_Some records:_
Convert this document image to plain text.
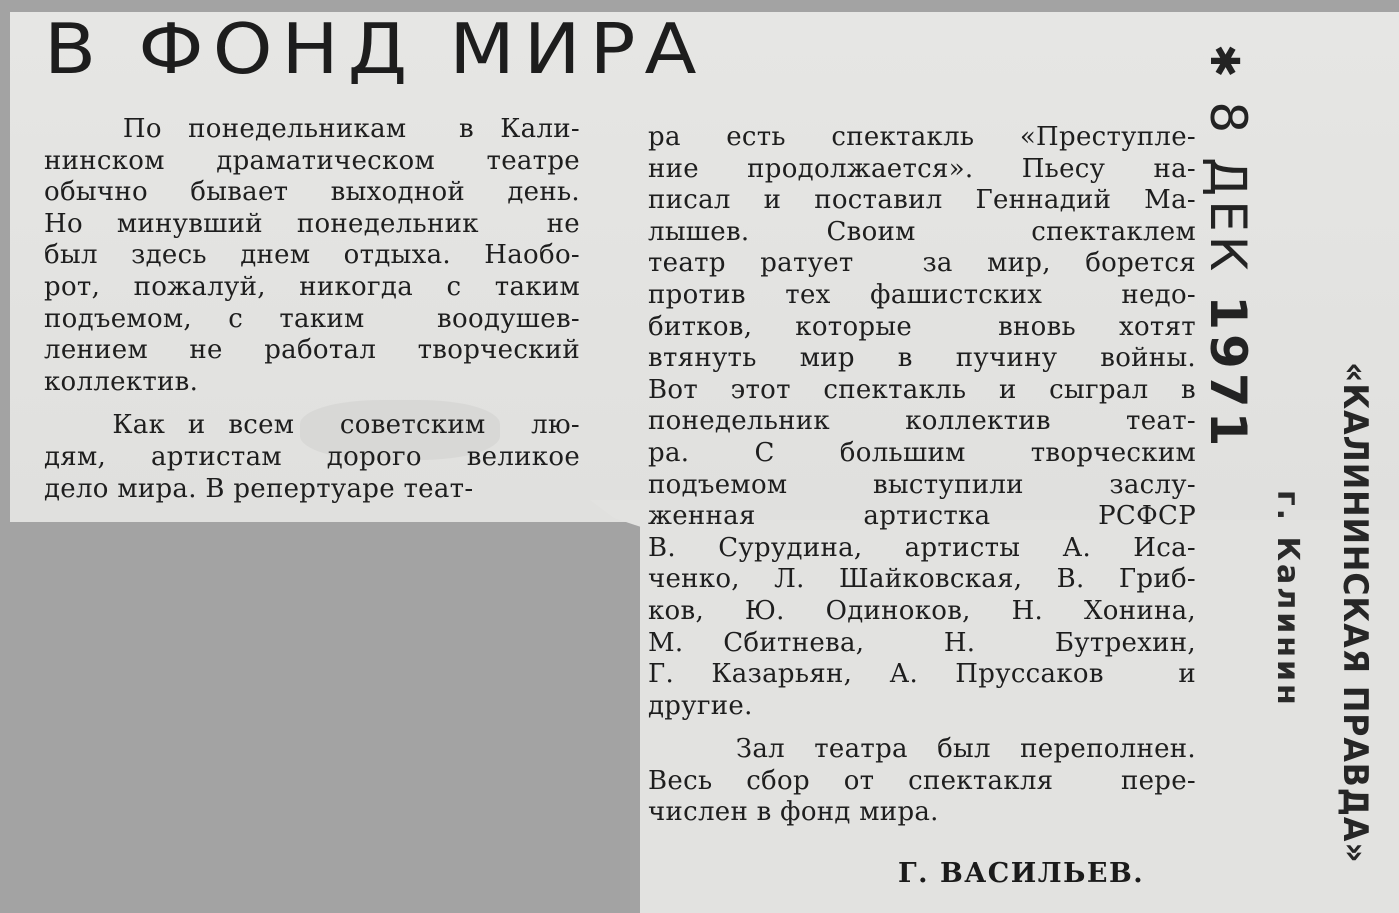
В ФОНД МИРА
По понедельникам  в Кали-
нинском драматическом театре
обычно бывает выходной день.
Но минувший понедельник  не
был здесь днем отдыха. Наобо-
рот, пожалуй, никогда с таким
подъемом, с таким  воодушев-
лением не работал творческий
коллектив.
Как и всем  советским  лю-
дям, артистам дорого великое
дело мира. В репертуаре теат-
ра есть спектакль «Преступле-
ние продолжается». Пьесу на-
писал и поставил Геннадий Ма-
лышев.  Своим   спектаклем
театр ратует  за мир, борется
против тех фашистских  недо-
битков, которые  вновь хотят
втянуть мир в пучину войны.
Вот этот спектакль и сыграл в
понедельник  коллектив  теат-
ра.  С  большим  творческим
подъемом  выступили  заслу-
женная  артистка  РСФСР
В. Сурудина, артисты А. Иса-
ченко, Л. Шайковская, В. Гриб-
ков, Ю. Одиноков, Н. Хонина,
М. Сбитнева,  Н.  Бутрехин,
Г. Казарьян, А. Пруссаков  и
другие.
Зал театра был переполнен.
Весь сбор от спектакля  пере-
числен в фонд мира.
Г. ВАСИЛЬЕВ.
✱ 8 ДЕК 1971
г. Калинин «КАЛИНИНСКАЯ ПРАВДА»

_STATED TASK:_
In the records above, collect each line with "спектакль".

_COMPLETE OUTPUT:_
ра есть спектакль «Преступле-
Вот этот спектакль и сыграл в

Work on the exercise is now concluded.